> SET TASK
In your copy, repeat the records exactly and leave out the pictures.

> Entries from a visual dataset

======

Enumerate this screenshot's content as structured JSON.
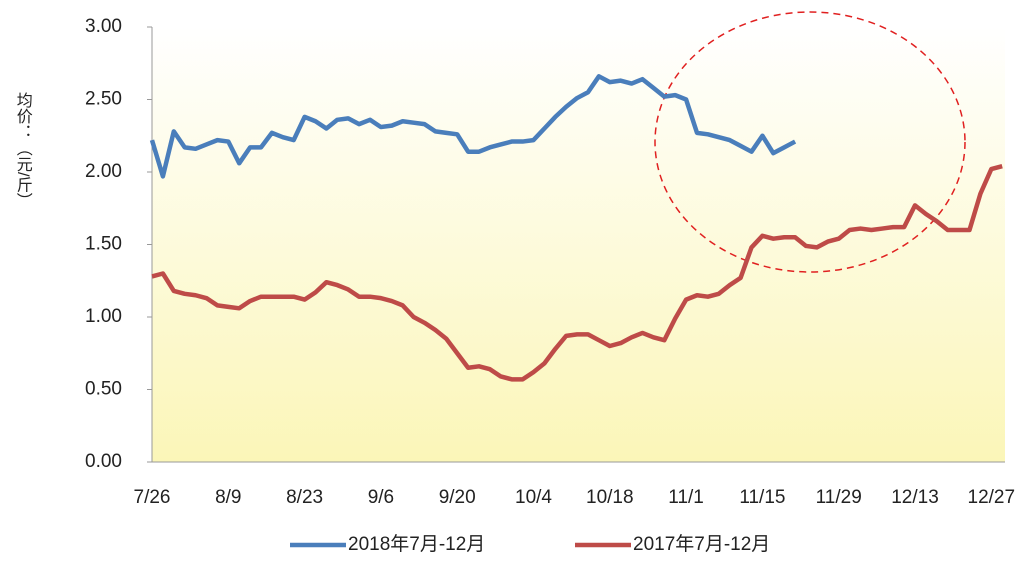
{
  "chart_data": {
    "type": "line",
    "y_label": "均价：（元/斤）",
    "categories": [
      "7/26",
      null,
      null,
      null,
      null,
      null,
      null,
      "8/9",
      null,
      null,
      null,
      null,
      null,
      null,
      "8/23",
      null,
      null,
      null,
      null,
      null,
      null,
      "9/6",
      null,
      null,
      null,
      null,
      null,
      null,
      "9/20",
      null,
      null,
      null,
      null,
      null,
      null,
      "10/4",
      null,
      null,
      null,
      null,
      null,
      null,
      "10/18",
      null,
      null,
      null,
      null,
      null,
      null,
      "11/1",
      null,
      null,
      null,
      null,
      null,
      null,
      "11/15",
      null,
      null,
      null,
      null,
      null,
      null,
      "11/29",
      null,
      null,
      null,
      null,
      null,
      null,
      "12/13",
      null,
      null,
      null,
      null,
      null,
      null,
      "12/27",
      null
    ],
    "series": [
      {
        "name": "2018年7月-12月",
        "color": "#4a7ebb",
        "values": [
          2.22,
          1.97,
          2.28,
          2.17,
          2.16,
          2.19,
          2.22,
          2.21,
          2.06,
          2.17,
          2.17,
          2.27,
          2.24,
          2.22,
          2.38,
          2.35,
          2.3,
          2.36,
          2.37,
          2.33,
          2.36,
          2.31,
          2.32,
          2.35,
          2.34,
          2.33,
          2.28,
          2.27,
          2.26,
          2.14,
          2.14,
          2.17,
          2.19,
          2.21,
          2.21,
          2.22,
          2.3,
          2.38,
          2.45,
          2.51,
          2.55,
          2.66,
          2.62,
          2.63,
          2.61,
          2.64,
          2.58,
          2.52,
          2.53,
          2.5,
          2.27,
          2.26,
          2.24,
          2.22,
          2.18,
          2.14,
          2.25,
          2.13,
          2.17,
          2.21,
          null,
          null,
          null,
          null,
          null,
          null,
          null,
          null,
          null,
          null,
          null,
          null,
          null,
          null,
          null,
          null,
          null,
          null,
          null
        ]
      },
      {
        "name": "2017年7月-12月",
        "color": "#be4b48",
        "values": [
          1.28,
          1.3,
          1.18,
          1.16,
          1.15,
          1.13,
          1.08,
          1.07,
          1.06,
          1.11,
          1.14,
          1.14,
          1.14,
          1.14,
          1.12,
          1.17,
          1.24,
          1.22,
          1.19,
          1.14,
          1.14,
          1.13,
          1.11,
          1.08,
          1.0,
          0.96,
          0.91,
          0.85,
          0.75,
          0.65,
          0.66,
          0.64,
          0.59,
          0.57,
          0.57,
          0.62,
          0.68,
          0.78,
          0.87,
          0.88,
          0.88,
          0.84,
          0.8,
          0.82,
          0.86,
          0.89,
          0.86,
          0.84,
          0.99,
          1.12,
          1.15,
          1.14,
          1.16,
          1.22,
          1.27,
          1.48,
          1.56,
          1.54,
          1.55,
          1.55,
          1.49,
          1.48,
          1.52,
          1.54,
          1.6,
          1.61,
          1.6,
          1.61,
          1.62,
          1.62,
          1.77,
          1.71,
          1.66,
          1.6,
          1.6,
          1.6,
          1.85,
          2.02,
          2.04
        ]
      }
    ],
    "ylim": [
      0,
      3
    ],
    "yticks": [
      {
        "value": 0,
        "label": "0.00"
      },
      {
        "value": 0.5,
        "label": "0.50"
      },
      {
        "value": 1,
        "label": "1.00"
      },
      {
        "value": 1.5,
        "label": "1.50"
      },
      {
        "value": 2,
        "label": "2.00"
      },
      {
        "value": 2.5,
        "label": "2.50"
      },
      {
        "value": 3,
        "label": "3.00"
      }
    ],
    "grid": false,
    "legend": "bottom"
  }
}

======

> EXERCISE RESULT
Enumerate this screenshot's content as structured JSON.
{
  "chart_data": {
    "type": "line",
    "y_label": "均价：（元/斤）",
    "categories": [
      "7/26",
      null,
      null,
      null,
      null,
      null,
      null,
      "8/9",
      null,
      null,
      null,
      null,
      null,
      null,
      "8/23",
      null,
      null,
      null,
      null,
      null,
      null,
      "9/6",
      null,
      null,
      null,
      null,
      null,
      null,
      "9/20",
      null,
      null,
      null,
      null,
      null,
      null,
      "10/4",
      null,
      null,
      null,
      null,
      null,
      null,
      "10/18",
      null,
      null,
      null,
      null,
      null,
      null,
      "11/1",
      null,
      null,
      null,
      null,
      null,
      null,
      "11/15",
      null,
      null,
      null,
      null,
      null,
      null,
      "11/29",
      null,
      null,
      null,
      null,
      null,
      null,
      "12/13",
      null,
      null,
      null,
      null,
      null,
      null,
      "12/27",
      null
    ],
    "series": [
      {
        "name": "2018年7月-12月",
        "color": "#4a7ebb",
        "values": [
          2.22,
          1.97,
          2.28,
          2.17,
          2.16,
          2.19,
          2.22,
          2.21,
          2.06,
          2.17,
          2.17,
          2.27,
          2.24,
          2.22,
          2.38,
          2.35,
          2.3,
          2.36,
          2.37,
          2.33,
          2.36,
          2.31,
          2.32,
          2.35,
          2.34,
          2.33,
          2.28,
          2.27,
          2.26,
          2.14,
          2.14,
          2.17,
          2.19,
          2.21,
          2.21,
          2.22,
          2.3,
          2.38,
          2.45,
          2.51,
          2.55,
          2.66,
          2.62,
          2.63,
          2.61,
          2.64,
          2.58,
          2.52,
          2.53,
          2.5,
          2.27,
          2.26,
          2.24,
          2.22,
          2.18,
          2.14,
          2.25,
          2.13,
          2.17,
          2.21,
          null,
          null,
          null,
          null,
          null,
          null,
          null,
          null,
          null,
          null,
          null,
          null,
          null,
          null,
          null,
          null,
          null,
          null,
          null
        ]
      },
      {
        "name": "2017年7月-12月",
        "color": "#be4b48",
        "values": [
          1.28,
          1.3,
          1.18,
          1.16,
          1.15,
          1.13,
          1.08,
          1.07,
          1.06,
          1.11,
          1.14,
          1.14,
          1.14,
          1.14,
          1.12,
          1.17,
          1.24,
          1.22,
          1.19,
          1.14,
          1.14,
          1.13,
          1.11,
          1.08,
          1.0,
          0.96,
          0.91,
          0.85,
          0.75,
          0.65,
          0.66,
          0.64,
          0.59,
          0.57,
          0.57,
          0.62,
          0.68,
          0.78,
          0.87,
          0.88,
          0.88,
          0.84,
          0.8,
          0.82,
          0.86,
          0.89,
          0.86,
          0.84,
          0.99,
          1.12,
          1.15,
          1.14,
          1.16,
          1.22,
          1.27,
          1.48,
          1.56,
          1.54,
          1.55,
          1.55,
          1.49,
          1.48,
          1.52,
          1.54,
          1.6,
          1.61,
          1.6,
          1.61,
          1.62,
          1.62,
          1.77,
          1.71,
          1.66,
          1.6,
          1.6,
          1.6,
          1.85,
          2.02,
          2.04
        ]
      }
    ],
    "ylim": [
      0,
      3
    ],
    "yticks": [
      {
        "value": 0,
        "label": "0.00"
      },
      {
        "value": 0.5,
        "label": "0.50"
      },
      {
        "value": 1,
        "label": "1.00"
      },
      {
        "value": 1.5,
        "label": "1.50"
      },
      {
        "value": 2,
        "label": "2.00"
      },
      {
        "value": 2.5,
        "label": "2.50"
      },
      {
        "value": 3,
        "label": "3.00"
      }
    ],
    "grid": false,
    "legend": "bottom"
  }
}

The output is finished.